Task requirements: Copy out each line that mentions the word "様式第七号による表示を認証工事設計に基".

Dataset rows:
————

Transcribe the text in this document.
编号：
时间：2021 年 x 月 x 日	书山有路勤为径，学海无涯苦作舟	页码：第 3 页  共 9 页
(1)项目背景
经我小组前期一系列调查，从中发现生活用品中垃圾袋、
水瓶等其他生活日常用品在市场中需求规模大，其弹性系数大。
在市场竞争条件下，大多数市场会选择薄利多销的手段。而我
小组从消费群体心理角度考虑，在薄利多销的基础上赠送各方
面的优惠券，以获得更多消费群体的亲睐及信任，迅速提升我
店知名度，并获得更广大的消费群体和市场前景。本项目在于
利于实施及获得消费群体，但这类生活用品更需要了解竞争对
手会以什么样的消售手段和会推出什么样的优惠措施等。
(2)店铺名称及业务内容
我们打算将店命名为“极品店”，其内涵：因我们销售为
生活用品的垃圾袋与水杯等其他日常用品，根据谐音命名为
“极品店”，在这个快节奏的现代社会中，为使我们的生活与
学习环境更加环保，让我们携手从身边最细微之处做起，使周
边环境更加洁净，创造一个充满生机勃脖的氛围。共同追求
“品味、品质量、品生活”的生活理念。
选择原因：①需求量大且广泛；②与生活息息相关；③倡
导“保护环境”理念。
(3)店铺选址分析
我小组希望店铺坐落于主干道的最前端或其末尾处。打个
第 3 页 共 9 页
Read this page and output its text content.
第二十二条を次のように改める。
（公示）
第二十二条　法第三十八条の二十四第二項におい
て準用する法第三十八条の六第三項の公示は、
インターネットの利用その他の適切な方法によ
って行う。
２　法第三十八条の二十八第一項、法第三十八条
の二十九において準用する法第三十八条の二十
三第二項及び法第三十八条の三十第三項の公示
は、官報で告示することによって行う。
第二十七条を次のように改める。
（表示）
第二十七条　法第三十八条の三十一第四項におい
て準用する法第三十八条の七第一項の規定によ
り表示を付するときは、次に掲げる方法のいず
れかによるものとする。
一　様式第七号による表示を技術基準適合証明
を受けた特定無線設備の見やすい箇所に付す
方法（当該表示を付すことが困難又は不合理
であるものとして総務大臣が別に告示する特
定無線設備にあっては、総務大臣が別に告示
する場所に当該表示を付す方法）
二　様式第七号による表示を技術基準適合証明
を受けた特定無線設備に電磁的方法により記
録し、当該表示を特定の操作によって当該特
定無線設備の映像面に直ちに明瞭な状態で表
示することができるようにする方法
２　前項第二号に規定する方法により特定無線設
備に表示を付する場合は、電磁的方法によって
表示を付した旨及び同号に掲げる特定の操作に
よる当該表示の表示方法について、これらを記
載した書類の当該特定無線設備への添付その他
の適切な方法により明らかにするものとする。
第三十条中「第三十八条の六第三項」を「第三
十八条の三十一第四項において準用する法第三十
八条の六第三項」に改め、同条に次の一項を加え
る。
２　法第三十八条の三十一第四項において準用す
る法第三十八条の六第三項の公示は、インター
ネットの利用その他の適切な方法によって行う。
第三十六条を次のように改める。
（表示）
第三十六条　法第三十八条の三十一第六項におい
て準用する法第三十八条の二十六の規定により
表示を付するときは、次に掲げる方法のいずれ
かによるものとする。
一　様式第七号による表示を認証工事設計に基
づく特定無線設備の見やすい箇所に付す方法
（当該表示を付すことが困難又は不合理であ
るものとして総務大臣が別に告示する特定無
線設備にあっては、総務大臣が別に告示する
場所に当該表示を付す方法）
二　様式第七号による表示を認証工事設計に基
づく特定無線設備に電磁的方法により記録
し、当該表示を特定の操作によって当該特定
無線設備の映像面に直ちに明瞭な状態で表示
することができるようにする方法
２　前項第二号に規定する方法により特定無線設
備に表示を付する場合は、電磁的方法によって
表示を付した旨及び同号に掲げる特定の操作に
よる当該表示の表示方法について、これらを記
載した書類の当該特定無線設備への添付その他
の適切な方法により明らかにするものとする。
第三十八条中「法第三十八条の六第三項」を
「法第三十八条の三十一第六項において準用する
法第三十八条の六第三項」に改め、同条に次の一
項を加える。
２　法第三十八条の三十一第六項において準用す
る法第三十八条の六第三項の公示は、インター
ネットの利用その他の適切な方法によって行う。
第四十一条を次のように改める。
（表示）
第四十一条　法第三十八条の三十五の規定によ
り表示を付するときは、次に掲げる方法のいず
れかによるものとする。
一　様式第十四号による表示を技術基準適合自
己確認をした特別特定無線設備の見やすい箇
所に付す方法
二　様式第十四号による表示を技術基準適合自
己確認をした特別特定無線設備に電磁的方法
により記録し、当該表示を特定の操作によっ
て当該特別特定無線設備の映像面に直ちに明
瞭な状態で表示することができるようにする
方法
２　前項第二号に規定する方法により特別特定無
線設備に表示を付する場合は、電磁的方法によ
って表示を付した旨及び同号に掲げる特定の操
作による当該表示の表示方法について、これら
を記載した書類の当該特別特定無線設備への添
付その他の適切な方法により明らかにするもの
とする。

————

The solution:
一　様式第七号による表示を認証工事設計に基
二　様式第七号による表示を認証工事設計に基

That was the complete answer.